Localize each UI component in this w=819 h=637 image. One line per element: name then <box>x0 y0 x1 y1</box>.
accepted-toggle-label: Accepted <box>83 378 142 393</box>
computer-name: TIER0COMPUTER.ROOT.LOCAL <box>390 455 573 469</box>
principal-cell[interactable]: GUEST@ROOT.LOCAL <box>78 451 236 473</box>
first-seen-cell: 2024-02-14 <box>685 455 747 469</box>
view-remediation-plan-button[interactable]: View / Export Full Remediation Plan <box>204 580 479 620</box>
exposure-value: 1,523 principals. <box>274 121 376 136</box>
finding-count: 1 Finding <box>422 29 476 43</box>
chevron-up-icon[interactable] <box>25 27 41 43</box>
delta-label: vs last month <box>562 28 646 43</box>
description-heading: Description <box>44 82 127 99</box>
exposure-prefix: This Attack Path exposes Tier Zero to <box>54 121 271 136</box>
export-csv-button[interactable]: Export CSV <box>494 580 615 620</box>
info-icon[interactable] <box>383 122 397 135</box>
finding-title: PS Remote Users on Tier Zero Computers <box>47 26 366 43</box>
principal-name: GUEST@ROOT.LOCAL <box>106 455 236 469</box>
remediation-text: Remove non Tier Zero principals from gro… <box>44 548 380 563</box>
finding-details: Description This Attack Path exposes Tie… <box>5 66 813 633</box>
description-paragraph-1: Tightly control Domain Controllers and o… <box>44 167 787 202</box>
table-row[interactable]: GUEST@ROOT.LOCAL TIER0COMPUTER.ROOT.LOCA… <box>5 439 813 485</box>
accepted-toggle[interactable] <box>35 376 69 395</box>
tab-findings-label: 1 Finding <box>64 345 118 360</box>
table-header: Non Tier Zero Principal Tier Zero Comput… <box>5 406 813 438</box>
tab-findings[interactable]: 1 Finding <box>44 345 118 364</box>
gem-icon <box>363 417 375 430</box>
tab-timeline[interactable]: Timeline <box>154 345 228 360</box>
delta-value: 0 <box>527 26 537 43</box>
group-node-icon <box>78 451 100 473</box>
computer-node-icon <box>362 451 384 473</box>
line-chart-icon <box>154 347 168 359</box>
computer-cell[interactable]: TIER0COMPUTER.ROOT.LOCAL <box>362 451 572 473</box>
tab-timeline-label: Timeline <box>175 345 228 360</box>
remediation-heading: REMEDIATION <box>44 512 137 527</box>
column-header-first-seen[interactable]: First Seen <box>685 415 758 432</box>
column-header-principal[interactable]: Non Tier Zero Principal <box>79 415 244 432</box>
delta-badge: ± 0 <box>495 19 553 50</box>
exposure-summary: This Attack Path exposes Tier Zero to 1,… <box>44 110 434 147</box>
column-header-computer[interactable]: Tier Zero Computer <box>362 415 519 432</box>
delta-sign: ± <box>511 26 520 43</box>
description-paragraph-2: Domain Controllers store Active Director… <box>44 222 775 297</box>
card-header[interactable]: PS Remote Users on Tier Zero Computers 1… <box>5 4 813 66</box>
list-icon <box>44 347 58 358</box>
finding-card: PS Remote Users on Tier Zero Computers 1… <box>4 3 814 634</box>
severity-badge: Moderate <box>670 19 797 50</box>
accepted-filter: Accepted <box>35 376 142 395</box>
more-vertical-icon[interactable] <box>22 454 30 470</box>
+ + + +
__Work required__: Reproduce the listing verbatim, starting at its first line and ending at the line that contains "tab-findings-label: 1 Finding", with both of those lines included.

__Exercise output__:
Localize each UI component in this w=819 h=637 image. One line per element: name then <box>x0 y0 x1 y1</box>.
accepted-toggle-label: Accepted <box>83 378 142 393</box>
computer-name: TIER0COMPUTER.ROOT.LOCAL <box>390 455 573 469</box>
principal-cell[interactable]: GUEST@ROOT.LOCAL <box>78 451 236 473</box>
first-seen-cell: 2024-02-14 <box>685 455 747 469</box>
view-remediation-plan-button[interactable]: View / Export Full Remediation Plan <box>204 580 479 620</box>
exposure-value: 1,523 principals. <box>274 121 376 136</box>
finding-count: 1 Finding <box>422 29 476 43</box>
chevron-up-icon[interactable] <box>25 27 41 43</box>
delta-label: vs last month <box>562 28 646 43</box>
description-heading: Description <box>44 82 127 99</box>
exposure-prefix: This Attack Path exposes Tier Zero to <box>54 121 271 136</box>
export-csv-button[interactable]: Export CSV <box>494 580 615 620</box>
info-icon[interactable] <box>383 122 397 135</box>
finding-title: PS Remote Users on Tier Zero Computers <box>47 26 366 43</box>
principal-name: GUEST@ROOT.LOCAL <box>106 455 236 469</box>
remediation-text: Remove non Tier Zero principals from gro… <box>44 548 380 563</box>
finding-details: Description This Attack Path exposes Tie… <box>5 66 813 633</box>
description-paragraph-1: Tightly control Domain Controllers and o… <box>44 167 787 202</box>
table-row[interactable]: GUEST@ROOT.LOCAL TIER0COMPUTER.ROOT.LOCA… <box>5 439 813 485</box>
accepted-toggle[interactable] <box>35 376 69 395</box>
tab-findings-label: 1 Finding <box>64 345 118 360</box>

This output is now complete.